TO BE DONE:
Review the material and extract every line in which the word "lược" occurs.

>>

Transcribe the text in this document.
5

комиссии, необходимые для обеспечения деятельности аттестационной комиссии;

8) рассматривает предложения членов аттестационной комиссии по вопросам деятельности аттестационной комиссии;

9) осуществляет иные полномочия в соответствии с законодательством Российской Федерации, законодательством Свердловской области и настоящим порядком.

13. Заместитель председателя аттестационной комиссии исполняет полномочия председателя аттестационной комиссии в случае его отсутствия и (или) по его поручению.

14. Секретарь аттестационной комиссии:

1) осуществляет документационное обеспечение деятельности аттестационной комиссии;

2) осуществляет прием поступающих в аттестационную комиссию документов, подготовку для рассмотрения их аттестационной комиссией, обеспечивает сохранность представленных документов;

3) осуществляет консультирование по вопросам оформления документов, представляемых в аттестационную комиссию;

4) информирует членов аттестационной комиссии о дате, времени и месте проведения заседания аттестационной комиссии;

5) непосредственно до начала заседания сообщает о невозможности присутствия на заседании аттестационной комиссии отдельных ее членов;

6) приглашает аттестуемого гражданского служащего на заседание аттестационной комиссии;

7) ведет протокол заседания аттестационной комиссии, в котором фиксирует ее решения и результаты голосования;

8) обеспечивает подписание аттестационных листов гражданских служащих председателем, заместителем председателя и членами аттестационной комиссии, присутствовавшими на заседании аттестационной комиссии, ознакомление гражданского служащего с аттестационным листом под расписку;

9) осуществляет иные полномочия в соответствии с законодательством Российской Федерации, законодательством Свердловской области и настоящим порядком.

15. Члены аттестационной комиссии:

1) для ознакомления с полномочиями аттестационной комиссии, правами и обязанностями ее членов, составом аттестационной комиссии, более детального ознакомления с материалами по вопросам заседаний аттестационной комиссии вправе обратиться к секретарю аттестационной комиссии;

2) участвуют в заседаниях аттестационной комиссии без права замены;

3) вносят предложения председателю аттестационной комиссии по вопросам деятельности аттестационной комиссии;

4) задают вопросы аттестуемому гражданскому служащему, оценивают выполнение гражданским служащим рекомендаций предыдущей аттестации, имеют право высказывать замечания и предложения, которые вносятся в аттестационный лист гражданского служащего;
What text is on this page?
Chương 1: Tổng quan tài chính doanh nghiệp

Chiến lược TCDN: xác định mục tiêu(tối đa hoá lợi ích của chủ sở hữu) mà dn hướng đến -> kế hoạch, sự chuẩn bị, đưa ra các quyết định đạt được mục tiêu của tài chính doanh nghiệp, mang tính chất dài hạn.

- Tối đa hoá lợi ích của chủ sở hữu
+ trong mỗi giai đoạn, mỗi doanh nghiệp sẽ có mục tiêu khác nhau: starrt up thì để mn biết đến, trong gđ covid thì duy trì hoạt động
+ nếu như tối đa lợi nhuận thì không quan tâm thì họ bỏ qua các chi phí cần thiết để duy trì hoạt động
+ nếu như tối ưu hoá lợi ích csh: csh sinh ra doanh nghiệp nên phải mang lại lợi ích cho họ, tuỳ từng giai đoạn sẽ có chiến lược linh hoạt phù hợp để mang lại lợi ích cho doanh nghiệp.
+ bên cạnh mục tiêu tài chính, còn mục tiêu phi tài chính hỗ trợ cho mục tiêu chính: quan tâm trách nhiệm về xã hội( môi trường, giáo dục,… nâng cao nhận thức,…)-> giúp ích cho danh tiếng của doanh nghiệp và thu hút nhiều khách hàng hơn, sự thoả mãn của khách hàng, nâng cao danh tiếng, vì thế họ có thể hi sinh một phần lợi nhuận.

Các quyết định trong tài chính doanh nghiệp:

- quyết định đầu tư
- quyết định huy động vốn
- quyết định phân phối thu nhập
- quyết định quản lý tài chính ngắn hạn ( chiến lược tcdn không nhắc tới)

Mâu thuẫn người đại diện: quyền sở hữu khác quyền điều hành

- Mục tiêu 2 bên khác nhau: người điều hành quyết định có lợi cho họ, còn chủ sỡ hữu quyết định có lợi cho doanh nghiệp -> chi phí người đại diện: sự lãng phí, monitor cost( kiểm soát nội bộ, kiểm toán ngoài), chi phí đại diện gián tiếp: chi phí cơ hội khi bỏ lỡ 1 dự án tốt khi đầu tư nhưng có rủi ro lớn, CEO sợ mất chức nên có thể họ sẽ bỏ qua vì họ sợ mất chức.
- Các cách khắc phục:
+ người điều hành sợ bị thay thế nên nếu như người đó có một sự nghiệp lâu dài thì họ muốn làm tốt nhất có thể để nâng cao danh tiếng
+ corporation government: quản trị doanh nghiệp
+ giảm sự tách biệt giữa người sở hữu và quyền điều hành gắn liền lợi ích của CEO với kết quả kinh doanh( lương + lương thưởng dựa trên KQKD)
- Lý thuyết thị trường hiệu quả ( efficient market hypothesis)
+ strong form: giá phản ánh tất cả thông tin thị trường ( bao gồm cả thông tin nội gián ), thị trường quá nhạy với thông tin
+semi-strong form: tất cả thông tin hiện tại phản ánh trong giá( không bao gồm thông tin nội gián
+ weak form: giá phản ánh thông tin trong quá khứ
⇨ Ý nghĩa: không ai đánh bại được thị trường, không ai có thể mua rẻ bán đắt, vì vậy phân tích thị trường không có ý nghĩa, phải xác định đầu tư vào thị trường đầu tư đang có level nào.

<<

OUTPUT FOR THIS EXERCISE:
Chiến lược TCDN: xác định mục tiêu(tối đa hoá lợi ích của chủ sở hữu) mà dn hướng đến -> kế hoạch, sự chuẩn bị, đưa ra các quyết định đạt được mục tiêu của tài chính doanh nghiệp, mang tính chất dài hạn.
+ nếu như tối ưu hoá lợi ích csh: csh sinh ra doanh nghiệp nên phải mang lại lợi ích cho họ, tuỳ từng giai đoạn sẽ có chiến lược linh hoạt phù hợp để mang lại lợi ích cho doanh nghiệp.
- quyết định quản lý tài chính ngắn hạn ( chiến lược tcdn không nhắc tới)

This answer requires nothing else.